PROBLEM: Bring together all lines of the material below that contain the string "firstName".

DATA:
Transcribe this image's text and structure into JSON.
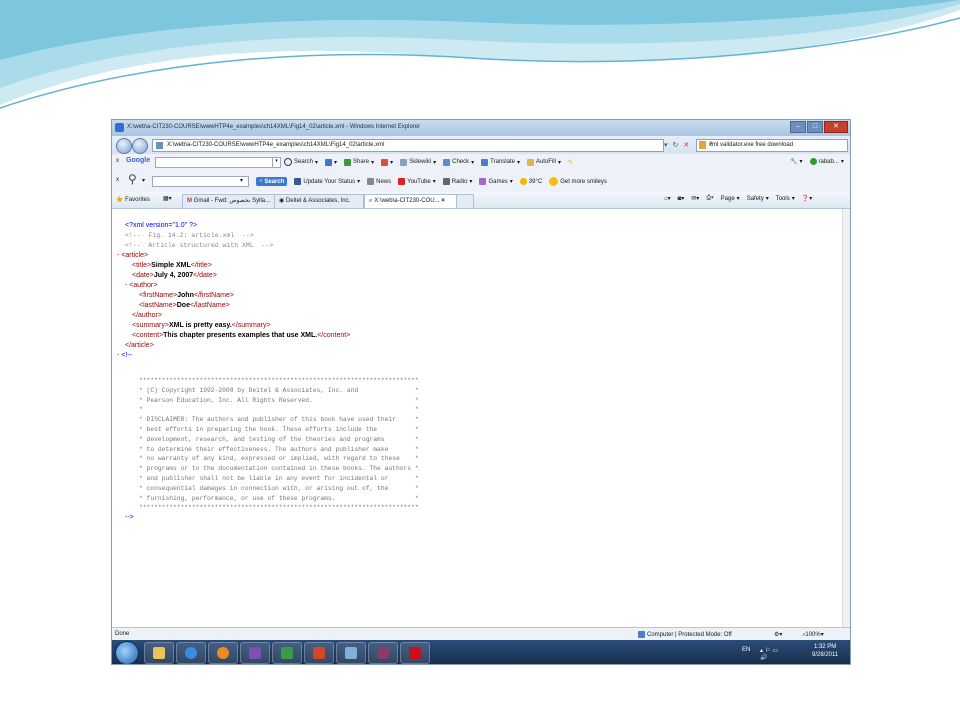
{
  "window": {
    "title": "X:\\web\\a-CIT230-COURSE\\wwwHTP4e_examples\\ch14XML\\Fig14_02\\article.xml - Windows Internet Explorer"
  },
  "address": {
    "url": "X:\\web\\a-CIT230-COURSE\\wwwHTP4e_examples\\ch14XML\\Fig14_02\\article.xml",
    "search_text": "xml validator.exe free download"
  },
  "google_toolbar": {
    "close": "x",
    "brand": "Google",
    "search": "Search",
    "share": "Share",
    "sidewiki": "Sidewiki",
    "check": "Check",
    "translate": "Translate",
    "autofill": "AutoFill",
    "user": "rabab..."
  },
  "yahoo_toolbar": {
    "close": "x",
    "search_btn": "Search",
    "items": [
      "Update Your Status",
      "News",
      "YouTube",
      "Radio",
      "Games",
      "39°C",
      "Get more smileys"
    ]
  },
  "favorites_bar": {
    "favorites": "Favorites",
    "tabs": [
      "Gmail - Fwd: بخصوص Sylla...",
      "Deitel & Associates, Inc.",
      "X:\\web\\a-CIT230-COU..."
    ],
    "tools": [
      "Page",
      "Safety",
      "Tools"
    ]
  },
  "xml": {
    "l1": "<?xml version=\"1.0\" ?>",
    "l2": "<!--  Fig. 14.2: article.xml  -->",
    "l3": "<!--  Article structured with XML  -->",
    "l4_minus": "-",
    "l4": "<article>",
    "title_open": "<title>",
    "title_val": "Simple XML",
    "title_close": "</title>",
    "date_open": "<date>",
    "date_val": "July 4, 2007",
    "date_close": "</date>",
    "author_minus": "-",
    "author_open": "<author>",
    "fn_open": "<firstName>",
    "fn_val": "John",
    "fn_close": "</firstName>",
    "ln_open": "<lastName>",
    "ln_val": "Doe",
    "ln_close": "</lastName>",
    "author_close": "</author>",
    "sum_open": "<summary>",
    "sum_val": "XML is pretty easy.",
    "sum_close": "</summary>",
    "con_open": "<content>",
    "con_val": "This chapter presents examples that use XML.",
    "con_close": "</content>",
    "article_close": "</article>",
    "cm_minus": "-",
    "cm_open": "<!--",
    "legal": "**************************************************************************\n* (C) Copyright 1992-2008 by Deitel & Associates, Inc. and               *\n* Pearson Education, Inc. All Rights Reserved.                           *\n*                                                                        *\n* DISCLAIMER: The authors and publisher of this book have used their     *\n* best efforts in preparing the book. These efforts include the          *\n* development, research, and testing of the theories and programs        *\n* to determine their effectiveness. The authors and publisher make       *\n* no warranty of any kind, expressed or implied, with regard to these    *\n* programs or to the documentation contained in these books. The authors *\n* and publisher shall not be liable in any event for incidental or       *\n* consequential damages in connection with, or arising out of, the       *\n* furnishing, performance, or use of these programs.                     *\n**************************************************************************",
    "cm_close": "-->"
  },
  "status": {
    "left": "Done",
    "zone": "Computer | Protected Mode: Off",
    "zoom": "100%"
  },
  "taskbar": {
    "lang": "EN",
    "time": "1:32 PM",
    "date": "9/28/2011"
  },
  "colors": {
    "tag": "#990000",
    "pi": "#0000ff",
    "comment": "#888888"
  }
}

EXERCISE RESULT:
    "fn_open": "<firstName>",
    "fn_close": "</firstName>",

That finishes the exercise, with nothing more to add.